Objective -
All the data below goes into the copy word for word, but the pictures don't.

Recorded information -
----------

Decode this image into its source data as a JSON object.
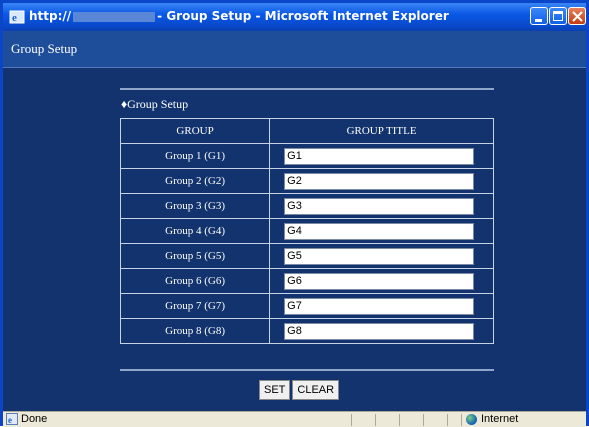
{
  "window": {
    "title_prefix": "http://",
    "title_suffix": "- Group Setup - Microsoft Internet Explorer"
  },
  "page": {
    "header": "Group Setup",
    "section_title": "♦Group Setup",
    "table": {
      "headers": [
        "GROUP",
        "GROUP TITLE"
      ],
      "rows": [
        {
          "label": "Group 1 (G1)",
          "value": "G1"
        },
        {
          "label": "Group 2 (G2)",
          "value": "G2"
        },
        {
          "label": "Group 3 (G3)",
          "value": "G3"
        },
        {
          "label": "Group 4 (G4)",
          "value": "G4"
        },
        {
          "label": "Group 5 (G5)",
          "value": "G5"
        },
        {
          "label": "Group 6 (G6)",
          "value": "G6"
        },
        {
          "label": "Group 7 (G7)",
          "value": "G7"
        },
        {
          "label": "Group 8 (G8)",
          "value": "G8"
        }
      ]
    },
    "buttons": {
      "set": "SET",
      "clear": "CLEAR"
    }
  },
  "statusbar": {
    "status": "Done",
    "zone": "Internet"
  },
  "colors": {
    "page_background": "#12336e",
    "titlebar": "#0a58e6"
  }
}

----------

Finished answer -
Decode this image into its source data as a JSON object.
{
  "window": {
    "title_prefix": "http://",
    "title_suffix": "- Group Setup - Microsoft Internet Explorer"
  },
  "page": {
    "header": "Group Setup",
    "section_title": "♦Group Setup",
    "table": {
      "headers": [
        "GROUP",
        "GROUP TITLE"
      ],
      "rows": [
        {
          "label": "Group 1 (G1)",
          "value": "G1"
        },
        {
          "label": "Group 2 (G2)",
          "value": "G2"
        },
        {
          "label": "Group 3 (G3)",
          "value": "G3"
        },
        {
          "label": "Group 4 (G4)",
          "value": "G4"
        },
        {
          "label": "Group 5 (G5)",
          "value": "G5"
        },
        {
          "label": "Group 6 (G6)",
          "value": "G6"
        },
        {
          "label": "Group 7 (G7)",
          "value": "G7"
        },
        {
          "label": "Group 8 (G8)",
          "value": "G8"
        }
      ]
    },
    "buttons": {
      "set": "SET",
      "clear": "CLEAR"
    }
  },
  "statusbar": {
    "status": "Done",
    "zone": "Internet"
  },
  "colors": {
    "page_background": "#12336e",
    "titlebar": "#0a58e6"
  }
}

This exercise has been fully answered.